• Task prompt
Filter the entries, keeping every line with the word "Nicopolis".

• Source records
++++
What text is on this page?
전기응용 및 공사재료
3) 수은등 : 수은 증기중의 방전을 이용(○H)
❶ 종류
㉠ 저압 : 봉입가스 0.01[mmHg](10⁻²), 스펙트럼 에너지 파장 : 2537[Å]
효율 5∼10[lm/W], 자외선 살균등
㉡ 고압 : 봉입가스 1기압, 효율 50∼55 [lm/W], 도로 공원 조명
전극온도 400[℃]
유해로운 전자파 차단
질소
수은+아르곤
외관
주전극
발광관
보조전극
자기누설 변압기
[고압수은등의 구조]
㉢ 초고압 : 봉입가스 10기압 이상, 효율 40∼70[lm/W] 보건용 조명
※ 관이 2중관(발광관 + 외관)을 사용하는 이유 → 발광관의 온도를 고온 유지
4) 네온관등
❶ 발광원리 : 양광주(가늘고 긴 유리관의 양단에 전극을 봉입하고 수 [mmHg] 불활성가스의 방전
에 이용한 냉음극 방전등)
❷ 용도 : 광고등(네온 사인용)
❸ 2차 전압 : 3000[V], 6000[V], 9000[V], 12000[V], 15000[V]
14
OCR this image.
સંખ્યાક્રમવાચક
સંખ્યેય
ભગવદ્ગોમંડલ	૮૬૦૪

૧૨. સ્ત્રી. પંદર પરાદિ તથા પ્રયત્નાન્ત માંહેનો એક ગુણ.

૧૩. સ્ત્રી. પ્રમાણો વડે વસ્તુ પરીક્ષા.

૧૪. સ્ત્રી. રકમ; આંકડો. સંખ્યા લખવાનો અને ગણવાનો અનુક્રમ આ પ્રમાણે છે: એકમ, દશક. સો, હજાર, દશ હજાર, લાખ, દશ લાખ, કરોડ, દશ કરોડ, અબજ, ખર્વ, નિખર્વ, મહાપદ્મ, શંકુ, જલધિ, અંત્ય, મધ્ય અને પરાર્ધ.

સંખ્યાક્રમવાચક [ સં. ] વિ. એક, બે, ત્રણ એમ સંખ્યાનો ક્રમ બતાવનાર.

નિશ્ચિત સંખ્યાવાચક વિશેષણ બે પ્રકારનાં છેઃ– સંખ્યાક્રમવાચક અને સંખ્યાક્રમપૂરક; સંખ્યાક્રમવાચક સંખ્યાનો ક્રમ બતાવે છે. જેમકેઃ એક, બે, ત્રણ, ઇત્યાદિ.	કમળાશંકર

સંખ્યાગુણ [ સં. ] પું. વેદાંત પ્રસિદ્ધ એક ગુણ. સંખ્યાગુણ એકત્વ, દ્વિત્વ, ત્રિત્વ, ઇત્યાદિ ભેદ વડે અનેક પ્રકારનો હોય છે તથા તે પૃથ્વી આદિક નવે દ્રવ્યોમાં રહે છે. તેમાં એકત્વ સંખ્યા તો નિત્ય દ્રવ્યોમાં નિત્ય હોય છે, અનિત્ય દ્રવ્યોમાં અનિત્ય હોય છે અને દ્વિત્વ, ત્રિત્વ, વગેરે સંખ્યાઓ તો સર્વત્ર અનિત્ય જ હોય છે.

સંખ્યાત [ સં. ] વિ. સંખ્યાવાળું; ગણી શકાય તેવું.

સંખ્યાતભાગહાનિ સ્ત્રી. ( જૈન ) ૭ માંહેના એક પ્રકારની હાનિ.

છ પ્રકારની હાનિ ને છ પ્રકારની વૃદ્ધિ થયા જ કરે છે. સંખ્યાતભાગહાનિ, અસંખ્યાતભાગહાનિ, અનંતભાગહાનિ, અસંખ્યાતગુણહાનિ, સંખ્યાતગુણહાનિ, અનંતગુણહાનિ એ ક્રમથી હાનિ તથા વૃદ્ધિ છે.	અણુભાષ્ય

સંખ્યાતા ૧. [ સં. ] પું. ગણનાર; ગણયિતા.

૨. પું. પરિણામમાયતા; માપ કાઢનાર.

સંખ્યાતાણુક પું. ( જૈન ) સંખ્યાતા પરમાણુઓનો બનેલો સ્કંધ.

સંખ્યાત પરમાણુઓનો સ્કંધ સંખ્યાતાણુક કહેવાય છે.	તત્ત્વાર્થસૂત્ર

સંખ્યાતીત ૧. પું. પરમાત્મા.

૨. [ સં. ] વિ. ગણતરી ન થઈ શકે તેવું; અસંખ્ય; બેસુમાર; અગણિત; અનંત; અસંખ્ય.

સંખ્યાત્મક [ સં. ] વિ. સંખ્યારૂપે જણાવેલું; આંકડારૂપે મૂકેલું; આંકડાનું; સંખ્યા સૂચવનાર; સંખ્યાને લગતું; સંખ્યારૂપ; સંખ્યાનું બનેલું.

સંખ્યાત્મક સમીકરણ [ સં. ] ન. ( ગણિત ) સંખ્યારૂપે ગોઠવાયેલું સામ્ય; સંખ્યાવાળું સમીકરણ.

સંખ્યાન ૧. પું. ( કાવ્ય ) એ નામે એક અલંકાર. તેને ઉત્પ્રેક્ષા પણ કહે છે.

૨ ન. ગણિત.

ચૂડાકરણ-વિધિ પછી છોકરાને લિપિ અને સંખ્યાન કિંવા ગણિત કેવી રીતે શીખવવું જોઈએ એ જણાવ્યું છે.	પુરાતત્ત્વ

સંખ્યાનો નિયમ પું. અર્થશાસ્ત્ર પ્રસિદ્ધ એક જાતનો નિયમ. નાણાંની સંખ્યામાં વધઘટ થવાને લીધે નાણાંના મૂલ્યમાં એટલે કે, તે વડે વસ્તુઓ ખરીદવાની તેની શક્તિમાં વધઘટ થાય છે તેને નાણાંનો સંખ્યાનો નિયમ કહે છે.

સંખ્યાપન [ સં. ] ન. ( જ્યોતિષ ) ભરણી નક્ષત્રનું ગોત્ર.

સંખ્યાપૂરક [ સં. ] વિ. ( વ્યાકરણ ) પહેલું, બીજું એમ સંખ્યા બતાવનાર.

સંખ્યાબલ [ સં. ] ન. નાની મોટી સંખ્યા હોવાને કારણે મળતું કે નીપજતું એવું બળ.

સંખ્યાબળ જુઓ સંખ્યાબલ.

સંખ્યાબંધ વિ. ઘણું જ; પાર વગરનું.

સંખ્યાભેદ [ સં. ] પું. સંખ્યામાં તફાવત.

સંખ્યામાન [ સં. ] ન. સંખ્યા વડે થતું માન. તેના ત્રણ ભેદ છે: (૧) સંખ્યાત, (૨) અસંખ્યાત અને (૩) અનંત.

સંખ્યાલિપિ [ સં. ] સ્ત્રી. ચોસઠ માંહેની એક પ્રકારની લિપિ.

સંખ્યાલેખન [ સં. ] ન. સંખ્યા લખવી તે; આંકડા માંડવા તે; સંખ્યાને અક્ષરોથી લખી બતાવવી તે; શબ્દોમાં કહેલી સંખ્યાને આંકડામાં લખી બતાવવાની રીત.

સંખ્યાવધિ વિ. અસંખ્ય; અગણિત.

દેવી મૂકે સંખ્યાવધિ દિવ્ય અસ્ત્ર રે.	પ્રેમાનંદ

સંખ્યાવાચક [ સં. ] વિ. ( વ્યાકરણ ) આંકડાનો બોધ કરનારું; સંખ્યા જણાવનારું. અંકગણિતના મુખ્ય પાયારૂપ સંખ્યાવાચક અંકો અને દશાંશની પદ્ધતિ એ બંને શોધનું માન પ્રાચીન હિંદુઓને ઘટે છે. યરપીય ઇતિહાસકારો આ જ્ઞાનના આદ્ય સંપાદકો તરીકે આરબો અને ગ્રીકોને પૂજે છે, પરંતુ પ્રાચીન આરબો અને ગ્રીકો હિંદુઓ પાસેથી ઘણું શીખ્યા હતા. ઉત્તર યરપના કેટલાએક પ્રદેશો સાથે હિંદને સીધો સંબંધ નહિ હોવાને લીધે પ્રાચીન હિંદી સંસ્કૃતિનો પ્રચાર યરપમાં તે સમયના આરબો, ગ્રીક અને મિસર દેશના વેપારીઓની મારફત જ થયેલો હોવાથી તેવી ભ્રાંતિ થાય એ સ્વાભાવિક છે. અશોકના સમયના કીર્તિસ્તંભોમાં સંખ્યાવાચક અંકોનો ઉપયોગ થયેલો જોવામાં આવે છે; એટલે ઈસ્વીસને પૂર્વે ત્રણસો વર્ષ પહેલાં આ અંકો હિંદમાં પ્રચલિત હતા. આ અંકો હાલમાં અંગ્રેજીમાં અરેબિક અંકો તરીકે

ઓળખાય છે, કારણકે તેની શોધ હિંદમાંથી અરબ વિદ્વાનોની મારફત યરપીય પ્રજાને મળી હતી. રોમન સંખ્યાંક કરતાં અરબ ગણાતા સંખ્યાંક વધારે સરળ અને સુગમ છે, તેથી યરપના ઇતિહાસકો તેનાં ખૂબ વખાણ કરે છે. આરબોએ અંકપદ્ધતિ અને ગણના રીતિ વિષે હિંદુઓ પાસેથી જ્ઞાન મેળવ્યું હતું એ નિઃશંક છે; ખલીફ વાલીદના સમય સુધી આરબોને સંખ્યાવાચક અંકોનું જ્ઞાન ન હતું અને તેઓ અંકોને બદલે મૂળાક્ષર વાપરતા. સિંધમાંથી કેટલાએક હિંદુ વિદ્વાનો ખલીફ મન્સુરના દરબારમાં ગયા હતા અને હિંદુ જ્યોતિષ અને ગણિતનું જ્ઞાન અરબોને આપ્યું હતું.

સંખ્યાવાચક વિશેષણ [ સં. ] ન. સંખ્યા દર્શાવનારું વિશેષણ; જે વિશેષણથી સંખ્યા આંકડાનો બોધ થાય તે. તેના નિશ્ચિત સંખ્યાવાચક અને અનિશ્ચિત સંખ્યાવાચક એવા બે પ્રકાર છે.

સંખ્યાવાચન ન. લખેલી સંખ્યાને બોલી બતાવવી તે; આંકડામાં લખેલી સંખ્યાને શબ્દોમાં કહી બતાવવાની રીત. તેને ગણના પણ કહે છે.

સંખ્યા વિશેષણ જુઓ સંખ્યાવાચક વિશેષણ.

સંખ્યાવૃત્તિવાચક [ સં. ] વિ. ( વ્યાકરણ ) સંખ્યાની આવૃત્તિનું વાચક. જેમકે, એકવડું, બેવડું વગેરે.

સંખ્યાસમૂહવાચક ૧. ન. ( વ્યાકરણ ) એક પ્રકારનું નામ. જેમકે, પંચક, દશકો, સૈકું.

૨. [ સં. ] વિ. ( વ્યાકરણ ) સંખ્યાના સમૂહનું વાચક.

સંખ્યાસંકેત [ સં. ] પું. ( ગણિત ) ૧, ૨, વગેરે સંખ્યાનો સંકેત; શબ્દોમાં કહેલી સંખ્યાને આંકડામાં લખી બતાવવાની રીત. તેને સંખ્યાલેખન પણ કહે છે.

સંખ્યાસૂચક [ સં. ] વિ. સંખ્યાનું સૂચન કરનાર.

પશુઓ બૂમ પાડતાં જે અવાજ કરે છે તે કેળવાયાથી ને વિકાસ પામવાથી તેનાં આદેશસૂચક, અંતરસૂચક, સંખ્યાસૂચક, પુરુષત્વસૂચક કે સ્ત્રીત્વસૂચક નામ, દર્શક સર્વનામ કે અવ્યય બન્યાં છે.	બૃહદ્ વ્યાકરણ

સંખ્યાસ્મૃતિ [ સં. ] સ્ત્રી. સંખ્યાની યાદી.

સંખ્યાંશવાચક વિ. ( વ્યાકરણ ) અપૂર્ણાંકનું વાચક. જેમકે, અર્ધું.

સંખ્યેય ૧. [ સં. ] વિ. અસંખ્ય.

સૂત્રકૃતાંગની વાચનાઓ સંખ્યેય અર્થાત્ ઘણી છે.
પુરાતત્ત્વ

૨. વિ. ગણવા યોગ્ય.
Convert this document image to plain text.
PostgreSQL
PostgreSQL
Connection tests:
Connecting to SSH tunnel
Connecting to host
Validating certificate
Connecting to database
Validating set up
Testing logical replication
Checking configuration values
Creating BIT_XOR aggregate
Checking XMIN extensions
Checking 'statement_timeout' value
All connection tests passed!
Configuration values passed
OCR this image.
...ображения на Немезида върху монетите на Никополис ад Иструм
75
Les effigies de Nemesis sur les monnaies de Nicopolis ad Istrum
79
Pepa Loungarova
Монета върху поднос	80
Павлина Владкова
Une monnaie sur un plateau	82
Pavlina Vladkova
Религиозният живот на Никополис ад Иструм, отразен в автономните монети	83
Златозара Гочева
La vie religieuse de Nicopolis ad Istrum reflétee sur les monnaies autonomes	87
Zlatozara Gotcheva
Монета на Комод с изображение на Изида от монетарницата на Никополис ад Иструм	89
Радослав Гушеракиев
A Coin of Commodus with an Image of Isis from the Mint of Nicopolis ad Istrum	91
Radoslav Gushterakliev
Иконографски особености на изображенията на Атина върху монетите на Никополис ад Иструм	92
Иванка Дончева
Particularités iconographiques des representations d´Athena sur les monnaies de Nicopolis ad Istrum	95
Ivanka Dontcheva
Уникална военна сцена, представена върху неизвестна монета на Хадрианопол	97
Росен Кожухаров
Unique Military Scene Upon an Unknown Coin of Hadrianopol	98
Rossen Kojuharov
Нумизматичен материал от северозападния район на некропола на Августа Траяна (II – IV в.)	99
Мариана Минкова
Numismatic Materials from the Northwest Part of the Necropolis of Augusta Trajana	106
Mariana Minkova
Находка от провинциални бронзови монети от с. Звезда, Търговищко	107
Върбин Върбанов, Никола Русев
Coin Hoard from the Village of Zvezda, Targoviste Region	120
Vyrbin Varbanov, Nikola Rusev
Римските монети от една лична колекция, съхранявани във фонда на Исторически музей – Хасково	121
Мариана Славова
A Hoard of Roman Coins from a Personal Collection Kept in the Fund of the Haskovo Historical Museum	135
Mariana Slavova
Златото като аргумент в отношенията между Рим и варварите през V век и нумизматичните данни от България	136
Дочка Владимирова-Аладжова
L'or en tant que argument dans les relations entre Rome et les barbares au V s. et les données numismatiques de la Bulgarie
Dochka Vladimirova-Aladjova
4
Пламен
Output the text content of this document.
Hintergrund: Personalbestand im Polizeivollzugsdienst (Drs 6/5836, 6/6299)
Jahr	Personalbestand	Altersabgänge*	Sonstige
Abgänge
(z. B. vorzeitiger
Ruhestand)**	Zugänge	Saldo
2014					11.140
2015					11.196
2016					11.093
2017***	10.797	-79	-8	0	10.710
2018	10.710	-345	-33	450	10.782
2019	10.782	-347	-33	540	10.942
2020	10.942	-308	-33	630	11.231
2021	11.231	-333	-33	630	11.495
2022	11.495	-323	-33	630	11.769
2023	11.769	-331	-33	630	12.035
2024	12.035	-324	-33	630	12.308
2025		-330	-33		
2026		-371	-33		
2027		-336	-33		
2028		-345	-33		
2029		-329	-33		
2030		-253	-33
++++
• Solution below
Les effigies de Nemesis sur les monnaies de Nicopolis ad Istrum
La vie religieuse de Nicopolis ad Istrum reflétee sur les monnaies autonomes	87
A Coin of Commodus with an Image of Isis from the Mint of Nicopolis ad Istrum	91
Particularités iconographiques des representations d´Athena sur les monnaies de Nicopolis ad Istrum	95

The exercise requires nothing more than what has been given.